» Supplied data
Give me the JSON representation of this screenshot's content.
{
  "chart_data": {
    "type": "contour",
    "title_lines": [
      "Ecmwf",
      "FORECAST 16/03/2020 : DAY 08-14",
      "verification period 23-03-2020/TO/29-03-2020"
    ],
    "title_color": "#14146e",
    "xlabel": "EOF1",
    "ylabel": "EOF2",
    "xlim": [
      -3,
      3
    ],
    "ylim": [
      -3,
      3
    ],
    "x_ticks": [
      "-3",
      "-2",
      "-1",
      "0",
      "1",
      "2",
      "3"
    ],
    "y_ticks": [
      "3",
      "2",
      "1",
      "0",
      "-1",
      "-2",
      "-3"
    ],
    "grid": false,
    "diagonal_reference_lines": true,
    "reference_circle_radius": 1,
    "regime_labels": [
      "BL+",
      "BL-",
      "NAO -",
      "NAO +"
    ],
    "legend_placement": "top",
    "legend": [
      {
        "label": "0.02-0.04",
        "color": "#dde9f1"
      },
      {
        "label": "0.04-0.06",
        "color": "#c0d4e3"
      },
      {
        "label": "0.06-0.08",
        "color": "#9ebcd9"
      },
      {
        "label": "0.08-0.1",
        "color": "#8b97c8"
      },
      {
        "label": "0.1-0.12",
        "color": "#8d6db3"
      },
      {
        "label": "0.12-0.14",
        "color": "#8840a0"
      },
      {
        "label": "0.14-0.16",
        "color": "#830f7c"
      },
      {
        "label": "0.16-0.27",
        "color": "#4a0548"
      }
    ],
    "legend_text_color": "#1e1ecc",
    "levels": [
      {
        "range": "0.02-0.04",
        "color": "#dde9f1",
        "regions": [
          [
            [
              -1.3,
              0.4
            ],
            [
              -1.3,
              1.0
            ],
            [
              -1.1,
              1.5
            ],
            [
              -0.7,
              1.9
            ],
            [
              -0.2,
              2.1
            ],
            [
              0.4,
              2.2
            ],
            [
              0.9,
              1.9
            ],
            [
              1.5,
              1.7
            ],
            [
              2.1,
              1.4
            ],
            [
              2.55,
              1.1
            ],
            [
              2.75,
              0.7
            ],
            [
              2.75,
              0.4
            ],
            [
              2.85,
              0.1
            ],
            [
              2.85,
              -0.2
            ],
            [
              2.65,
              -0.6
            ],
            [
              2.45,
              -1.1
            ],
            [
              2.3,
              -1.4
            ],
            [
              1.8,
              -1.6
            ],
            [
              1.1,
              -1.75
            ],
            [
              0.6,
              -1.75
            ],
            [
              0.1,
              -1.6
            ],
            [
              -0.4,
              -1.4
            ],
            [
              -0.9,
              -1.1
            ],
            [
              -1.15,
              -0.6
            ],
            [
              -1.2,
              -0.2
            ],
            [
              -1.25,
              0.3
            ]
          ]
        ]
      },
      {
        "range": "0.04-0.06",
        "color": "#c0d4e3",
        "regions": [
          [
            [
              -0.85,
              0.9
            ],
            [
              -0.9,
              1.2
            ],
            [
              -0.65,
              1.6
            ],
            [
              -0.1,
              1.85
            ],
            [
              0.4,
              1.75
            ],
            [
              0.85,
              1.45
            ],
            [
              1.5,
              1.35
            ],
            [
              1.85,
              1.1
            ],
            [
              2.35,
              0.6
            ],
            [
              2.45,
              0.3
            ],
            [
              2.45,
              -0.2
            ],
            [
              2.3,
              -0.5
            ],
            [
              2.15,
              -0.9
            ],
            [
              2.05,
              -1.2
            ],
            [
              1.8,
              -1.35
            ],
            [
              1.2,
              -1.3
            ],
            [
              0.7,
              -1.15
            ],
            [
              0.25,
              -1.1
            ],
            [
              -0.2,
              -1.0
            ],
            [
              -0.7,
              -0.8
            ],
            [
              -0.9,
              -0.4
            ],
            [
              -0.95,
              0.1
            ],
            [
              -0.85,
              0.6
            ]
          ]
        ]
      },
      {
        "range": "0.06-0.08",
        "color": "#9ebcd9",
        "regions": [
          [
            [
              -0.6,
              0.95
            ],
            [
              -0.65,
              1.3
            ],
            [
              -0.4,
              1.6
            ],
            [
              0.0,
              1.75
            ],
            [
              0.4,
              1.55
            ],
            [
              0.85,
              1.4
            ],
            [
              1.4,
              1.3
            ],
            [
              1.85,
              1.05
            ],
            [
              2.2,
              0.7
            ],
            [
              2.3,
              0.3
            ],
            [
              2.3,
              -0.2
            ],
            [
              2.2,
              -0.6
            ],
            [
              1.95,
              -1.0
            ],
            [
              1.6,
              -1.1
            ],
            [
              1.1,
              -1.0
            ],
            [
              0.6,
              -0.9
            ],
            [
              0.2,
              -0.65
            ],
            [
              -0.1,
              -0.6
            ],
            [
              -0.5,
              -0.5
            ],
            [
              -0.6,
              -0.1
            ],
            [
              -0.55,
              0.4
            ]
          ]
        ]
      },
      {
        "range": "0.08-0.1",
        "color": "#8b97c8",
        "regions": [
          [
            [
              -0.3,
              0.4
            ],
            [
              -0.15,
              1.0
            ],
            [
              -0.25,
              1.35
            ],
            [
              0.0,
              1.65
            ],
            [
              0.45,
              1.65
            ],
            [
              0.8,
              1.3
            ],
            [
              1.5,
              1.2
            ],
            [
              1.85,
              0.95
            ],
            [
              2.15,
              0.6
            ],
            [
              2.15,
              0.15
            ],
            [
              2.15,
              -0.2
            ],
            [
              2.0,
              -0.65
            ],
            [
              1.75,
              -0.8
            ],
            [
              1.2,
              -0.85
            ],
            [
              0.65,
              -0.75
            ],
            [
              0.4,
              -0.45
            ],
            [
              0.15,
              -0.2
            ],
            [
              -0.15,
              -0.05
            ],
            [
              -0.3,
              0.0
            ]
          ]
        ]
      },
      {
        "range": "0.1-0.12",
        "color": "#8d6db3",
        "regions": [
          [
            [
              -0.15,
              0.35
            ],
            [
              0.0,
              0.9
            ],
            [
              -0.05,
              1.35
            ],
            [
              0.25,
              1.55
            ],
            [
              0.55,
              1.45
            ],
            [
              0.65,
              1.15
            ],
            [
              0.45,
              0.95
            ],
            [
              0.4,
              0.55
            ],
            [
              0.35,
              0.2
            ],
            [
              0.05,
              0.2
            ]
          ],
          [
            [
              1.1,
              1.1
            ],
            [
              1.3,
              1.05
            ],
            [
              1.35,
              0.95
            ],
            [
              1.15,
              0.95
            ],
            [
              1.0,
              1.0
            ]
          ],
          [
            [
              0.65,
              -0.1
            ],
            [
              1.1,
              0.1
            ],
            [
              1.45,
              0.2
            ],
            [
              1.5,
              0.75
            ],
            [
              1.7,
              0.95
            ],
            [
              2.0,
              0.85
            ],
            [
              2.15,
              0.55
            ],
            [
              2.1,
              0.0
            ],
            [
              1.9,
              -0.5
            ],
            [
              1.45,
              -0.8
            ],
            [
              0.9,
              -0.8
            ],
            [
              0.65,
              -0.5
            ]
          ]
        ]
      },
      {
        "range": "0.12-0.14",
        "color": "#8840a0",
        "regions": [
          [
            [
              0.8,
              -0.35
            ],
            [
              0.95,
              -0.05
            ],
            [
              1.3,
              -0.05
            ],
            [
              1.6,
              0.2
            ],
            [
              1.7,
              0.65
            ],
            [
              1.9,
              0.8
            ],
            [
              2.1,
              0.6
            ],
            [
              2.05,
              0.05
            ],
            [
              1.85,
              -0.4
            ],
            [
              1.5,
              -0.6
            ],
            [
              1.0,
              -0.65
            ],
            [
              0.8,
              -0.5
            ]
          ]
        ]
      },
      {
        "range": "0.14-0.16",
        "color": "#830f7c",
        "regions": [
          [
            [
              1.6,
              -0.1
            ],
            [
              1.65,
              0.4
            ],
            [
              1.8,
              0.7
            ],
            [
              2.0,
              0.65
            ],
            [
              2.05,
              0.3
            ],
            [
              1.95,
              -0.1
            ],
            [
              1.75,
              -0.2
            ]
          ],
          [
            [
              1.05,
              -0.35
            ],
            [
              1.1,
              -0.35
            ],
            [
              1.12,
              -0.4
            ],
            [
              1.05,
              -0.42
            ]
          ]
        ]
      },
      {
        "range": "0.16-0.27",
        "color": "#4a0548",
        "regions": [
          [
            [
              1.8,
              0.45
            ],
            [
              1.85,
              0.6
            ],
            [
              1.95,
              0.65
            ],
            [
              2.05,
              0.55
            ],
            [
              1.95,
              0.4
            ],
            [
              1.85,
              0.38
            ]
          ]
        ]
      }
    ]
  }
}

» The request
Extract every line containing the string "range" from the data above.

» Task answer
        "range": "0.02-0.04",
        "range": "0.04-0.06",
        "range": "0.06-0.08",
        "range": "0.08-0.1",
        "range": "0.1-0.12",
        "range": "0.12-0.14",
        "range": "0.14-0.16",
        "range": "0.16-0.27",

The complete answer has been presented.